▶ Текст для чтения
******

Оттого что Тарасенков начал много болеть после войны, Мария Иосифовна не могла точно вспомнить, в каком именно году начался туберкулез и когда Фадеев привез лекарство из Америки.
Теперь дневники Вишневского дают абсолютно достоверную картину того времени: речь идет или о последних числах 1948-го или же о начале 1949 года. Кроме того, 25 марта 1949 года Вишневский пишет: «Наши прилетели в США. Первое интервью Фадеева…»[224]
. Именно спустя месяц, когда Фадеев вернулся в Москву,Фадеев буквально спасет Тарасенкова от смертельной болезни. Точно так же, как когда-то на войне его вырвал из пылающего Таллинна Вишневский.
Второе отречение от Пастернака
Тарасенков подошел к своей главной точке на распутье: можно было не падать, а тихо и незаметно пройти мимо; пересидеть где-нибудь, чтобы не делать самого плохого; не писать о Пастернаке дурных статей, за которые потом будет нестерпимо стыдно. Мелкие уколы, которые он допускал до этого, нужны были для дела, пришлось спасать один сборник, другой. Ведь ушел же он в 1947 году из «Знамени» из-за Пастернака, сносил критику в газетах, на собраниях. Теперь уже не оставалось ничего. Все пастернаковское, что он делал, зарезали. И зачем теперь, когда все кончено, возвращаться к старому? Покаялся на собрании, все сказал, и хватит. Но 1949 год был уже по-настоящему ужасен. Снова аресты, и страх, пережитый в 30-х, вернулся, как генетическая память. И страшно было и за библиотеку, и за семью — за все.
Но почему вдруг возник такой страх? Какова его природа? Ведь прошло всего 3–4 года после войны, на которой бывшие фронтовики вели себя совсем иначе. Сколько раз они могли погибнуть. Тот же Тарасенков неоднократно оказывался между жизнью и смертью: тонул в холодной Балтике под ураганным огнем немецких самолетов, погибал от дистрофии в блокадном Ленинграде, работал во фронтовой газете на Ладоге, — но никогда не попытался спрятаться, выбрать для себя что-то более легкое. Почему в мирной жизни они так изменились? Почему там выносили всё, а здесь были готовы отрекаться от друзей, от самого дорогого? Природа советского страха особенная. На войне, на людях — «смерть красна», она достойна и почетна. В миру же оказаться вне общества, быть исторгнутым, объявленным врагом, предателем — нестерпимее смерти. Это чувство, до глубины советское, уничтожившее личную мораль, личную ответственность.

******

▶ Исходный материал
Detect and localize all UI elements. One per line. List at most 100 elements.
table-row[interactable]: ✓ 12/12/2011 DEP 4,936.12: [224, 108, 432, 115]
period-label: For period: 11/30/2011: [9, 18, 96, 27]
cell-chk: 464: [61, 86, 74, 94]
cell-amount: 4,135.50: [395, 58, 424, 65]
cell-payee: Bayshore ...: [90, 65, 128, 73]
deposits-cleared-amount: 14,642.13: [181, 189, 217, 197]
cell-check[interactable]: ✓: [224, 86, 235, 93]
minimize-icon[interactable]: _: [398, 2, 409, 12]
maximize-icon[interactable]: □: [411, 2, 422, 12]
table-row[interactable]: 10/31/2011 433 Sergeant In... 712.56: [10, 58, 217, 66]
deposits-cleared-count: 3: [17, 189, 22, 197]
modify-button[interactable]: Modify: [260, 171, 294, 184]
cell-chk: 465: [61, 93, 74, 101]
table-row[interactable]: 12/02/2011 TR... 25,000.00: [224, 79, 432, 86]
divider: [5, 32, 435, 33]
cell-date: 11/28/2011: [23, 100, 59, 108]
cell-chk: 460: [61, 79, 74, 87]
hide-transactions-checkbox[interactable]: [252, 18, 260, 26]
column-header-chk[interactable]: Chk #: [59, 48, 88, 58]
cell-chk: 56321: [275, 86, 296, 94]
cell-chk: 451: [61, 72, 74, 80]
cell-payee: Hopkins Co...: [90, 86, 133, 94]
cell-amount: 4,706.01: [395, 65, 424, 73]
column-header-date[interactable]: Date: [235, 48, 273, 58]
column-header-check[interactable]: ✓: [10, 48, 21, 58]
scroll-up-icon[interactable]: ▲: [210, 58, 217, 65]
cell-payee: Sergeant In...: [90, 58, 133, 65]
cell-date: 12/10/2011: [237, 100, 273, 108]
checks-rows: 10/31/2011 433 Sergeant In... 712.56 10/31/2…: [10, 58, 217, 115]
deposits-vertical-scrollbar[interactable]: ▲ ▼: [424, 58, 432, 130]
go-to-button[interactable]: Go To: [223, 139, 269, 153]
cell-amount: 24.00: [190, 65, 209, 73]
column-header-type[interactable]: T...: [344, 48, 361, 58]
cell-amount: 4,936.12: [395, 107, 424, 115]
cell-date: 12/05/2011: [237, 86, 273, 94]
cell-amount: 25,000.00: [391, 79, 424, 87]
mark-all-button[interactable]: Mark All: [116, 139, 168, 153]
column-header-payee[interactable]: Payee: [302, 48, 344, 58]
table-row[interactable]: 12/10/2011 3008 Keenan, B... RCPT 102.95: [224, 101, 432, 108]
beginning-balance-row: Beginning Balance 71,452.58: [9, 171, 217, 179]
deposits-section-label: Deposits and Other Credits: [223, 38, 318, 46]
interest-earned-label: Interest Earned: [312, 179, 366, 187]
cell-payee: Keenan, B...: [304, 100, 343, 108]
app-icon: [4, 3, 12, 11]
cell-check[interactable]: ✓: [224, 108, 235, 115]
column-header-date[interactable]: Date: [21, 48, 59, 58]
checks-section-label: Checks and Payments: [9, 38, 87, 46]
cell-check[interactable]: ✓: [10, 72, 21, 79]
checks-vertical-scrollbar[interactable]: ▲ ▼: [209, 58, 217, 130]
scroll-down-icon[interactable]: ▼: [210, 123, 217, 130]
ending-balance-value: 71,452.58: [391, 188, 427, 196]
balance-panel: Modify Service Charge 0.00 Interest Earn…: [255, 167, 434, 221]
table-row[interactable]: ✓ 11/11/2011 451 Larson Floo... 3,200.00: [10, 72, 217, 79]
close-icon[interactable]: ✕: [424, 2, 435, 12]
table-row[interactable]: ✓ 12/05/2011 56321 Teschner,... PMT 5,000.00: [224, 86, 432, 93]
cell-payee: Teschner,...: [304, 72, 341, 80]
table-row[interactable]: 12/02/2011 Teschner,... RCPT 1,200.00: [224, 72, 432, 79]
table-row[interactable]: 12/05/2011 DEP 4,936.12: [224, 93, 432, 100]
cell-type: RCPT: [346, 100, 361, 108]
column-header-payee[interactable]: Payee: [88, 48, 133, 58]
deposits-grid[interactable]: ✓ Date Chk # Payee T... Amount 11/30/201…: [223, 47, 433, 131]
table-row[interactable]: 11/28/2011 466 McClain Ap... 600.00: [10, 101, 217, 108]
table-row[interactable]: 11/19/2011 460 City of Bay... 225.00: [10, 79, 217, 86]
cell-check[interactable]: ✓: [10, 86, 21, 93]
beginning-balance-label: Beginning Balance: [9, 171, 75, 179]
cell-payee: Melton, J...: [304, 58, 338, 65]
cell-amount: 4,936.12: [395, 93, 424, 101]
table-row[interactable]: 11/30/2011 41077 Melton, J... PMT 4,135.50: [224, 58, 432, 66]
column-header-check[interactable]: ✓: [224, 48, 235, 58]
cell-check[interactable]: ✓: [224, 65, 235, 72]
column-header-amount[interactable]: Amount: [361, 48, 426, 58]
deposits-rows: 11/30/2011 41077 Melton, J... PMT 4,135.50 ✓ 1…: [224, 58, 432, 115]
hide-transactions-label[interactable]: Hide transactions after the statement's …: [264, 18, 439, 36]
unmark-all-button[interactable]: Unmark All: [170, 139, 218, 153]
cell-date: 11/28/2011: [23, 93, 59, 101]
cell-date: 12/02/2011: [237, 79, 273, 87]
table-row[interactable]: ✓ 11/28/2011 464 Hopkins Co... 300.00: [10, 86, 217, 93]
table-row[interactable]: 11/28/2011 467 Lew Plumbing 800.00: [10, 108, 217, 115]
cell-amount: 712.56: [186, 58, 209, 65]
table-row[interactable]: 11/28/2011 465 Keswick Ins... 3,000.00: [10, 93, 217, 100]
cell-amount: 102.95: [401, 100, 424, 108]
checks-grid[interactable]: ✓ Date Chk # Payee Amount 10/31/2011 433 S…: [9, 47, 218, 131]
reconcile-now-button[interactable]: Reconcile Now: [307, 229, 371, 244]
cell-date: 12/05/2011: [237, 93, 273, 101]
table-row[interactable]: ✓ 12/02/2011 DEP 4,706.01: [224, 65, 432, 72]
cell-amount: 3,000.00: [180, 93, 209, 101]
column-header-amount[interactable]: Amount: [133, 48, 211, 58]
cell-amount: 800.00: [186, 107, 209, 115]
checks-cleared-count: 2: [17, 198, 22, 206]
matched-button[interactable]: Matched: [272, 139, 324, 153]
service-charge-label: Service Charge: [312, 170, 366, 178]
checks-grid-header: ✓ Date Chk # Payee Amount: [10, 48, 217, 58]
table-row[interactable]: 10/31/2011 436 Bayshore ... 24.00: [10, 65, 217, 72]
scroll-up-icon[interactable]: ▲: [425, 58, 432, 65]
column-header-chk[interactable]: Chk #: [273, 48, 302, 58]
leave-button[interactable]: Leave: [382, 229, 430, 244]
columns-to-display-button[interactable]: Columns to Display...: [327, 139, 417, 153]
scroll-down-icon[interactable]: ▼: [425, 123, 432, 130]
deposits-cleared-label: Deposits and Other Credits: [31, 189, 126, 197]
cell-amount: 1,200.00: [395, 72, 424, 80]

******

▶ Изучите материал
(a) Что Фадеев привез из Америки, согласно отрывку о Тарасенкове?
(b) Продолжите отрывок о Тарасенкове после его последнего предложения.

▶ Ответы к заданиям
(a) Лекарство.

(b)
Данин в своей книге «Бремя стыда» упрямо повторял, что был свидетелем тарасенковских взлетов и падений, знал их наперечет: «…статьи, предисловия, заметки, выступления с защитой Пастернака. И все его выпады против Пастернака, начиная с очень ранней "Охранной грамоты идеализма" (наивно-философской статьи — ему было двадцать два) и, кончая чуть ли не последними его "Заметками критика" (постыдно-политиканскими — ему было сорок). И все его муки хитроумной демагогии во спасение (во спасение!) Пастернака от патологической иена-виста Алексея Суркова и расчетливого бешенства Всеволода Вишневского»[225]
. И все-таки есть неумолимая логика жизни; было уже столько сказано мелкого про декадентство, про формализм и что-то еще нелепое, что сказать самые последние слова уже почти ничего не стоит.Открывая неделю за неделей «Правду», «Культуру и жизнь», «Литературную газету» только в феврале 1949 года, нельзя было не содрогнуться: «До конца разоблачить критиков-космополитов», «Серьезные ошибки издательства "Советский писатель"» (здесь было все и про «формалистическую» книгу Тынянова, и критика книги Ильфа и Петрова, и многое другое), «Эстетствующий клеветники», статья А. Сурова, «Любовь к родине, ненависть к космополитам», «Против антипатриотической критики» и т. д.
Конечно же, когда отчитывали Тарасенкова, или в статье А. Макарова «Тихой сапой» («Литературная газета» от 19 февраля 1949 года), направленной против Федора Левина как редактора «Советского писателя», превозносившего стихи формалиста Пастернака, мишенью был сам поэт. И молодой Михаил Луконин в мартовском номере «Звезды» писал, что Пастернака выбрали наши враги, чтобы противопоставлять истинным советским поэтам.